Exercise:
Pull out every line from the listing that has the word "Contains".

Available records:
######

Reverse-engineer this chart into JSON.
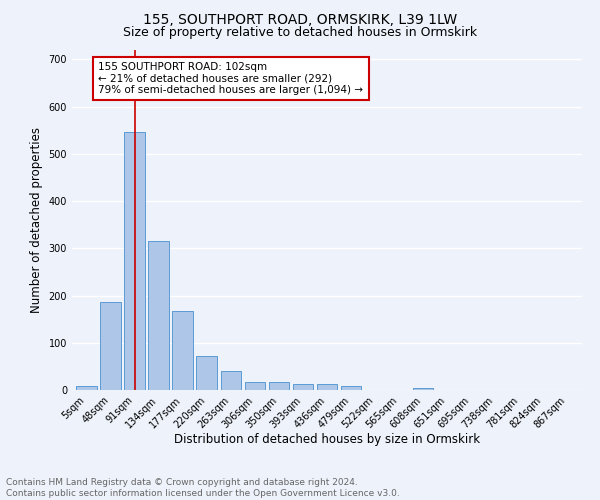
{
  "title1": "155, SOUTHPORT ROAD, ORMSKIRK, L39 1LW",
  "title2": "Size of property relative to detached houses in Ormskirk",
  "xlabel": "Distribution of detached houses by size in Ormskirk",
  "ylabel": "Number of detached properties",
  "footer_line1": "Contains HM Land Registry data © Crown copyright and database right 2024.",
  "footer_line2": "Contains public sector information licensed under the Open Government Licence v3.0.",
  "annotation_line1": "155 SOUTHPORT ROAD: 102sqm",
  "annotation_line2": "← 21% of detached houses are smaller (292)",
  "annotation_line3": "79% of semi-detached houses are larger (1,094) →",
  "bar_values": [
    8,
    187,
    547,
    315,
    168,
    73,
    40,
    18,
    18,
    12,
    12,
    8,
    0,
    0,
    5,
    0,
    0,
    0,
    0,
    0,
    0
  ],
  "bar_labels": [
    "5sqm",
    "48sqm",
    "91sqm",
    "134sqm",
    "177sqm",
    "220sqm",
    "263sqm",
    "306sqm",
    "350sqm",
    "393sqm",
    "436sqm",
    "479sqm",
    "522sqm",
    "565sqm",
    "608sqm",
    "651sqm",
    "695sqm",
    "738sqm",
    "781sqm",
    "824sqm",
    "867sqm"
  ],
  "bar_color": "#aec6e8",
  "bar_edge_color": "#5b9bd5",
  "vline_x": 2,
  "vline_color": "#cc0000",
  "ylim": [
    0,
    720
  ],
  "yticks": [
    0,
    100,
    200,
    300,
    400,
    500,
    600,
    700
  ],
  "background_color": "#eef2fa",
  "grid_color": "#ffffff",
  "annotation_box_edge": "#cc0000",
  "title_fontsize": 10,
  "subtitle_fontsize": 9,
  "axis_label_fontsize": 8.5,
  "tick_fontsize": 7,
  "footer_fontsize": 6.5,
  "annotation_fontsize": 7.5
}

######

Answer to this exercise:
  "footer_line1": "Contains HM Land Registry data © Crown copyright and database right 2024.",
  "footer_line2": "Contains public sector information licensed under the Open Government Licence v3.0.",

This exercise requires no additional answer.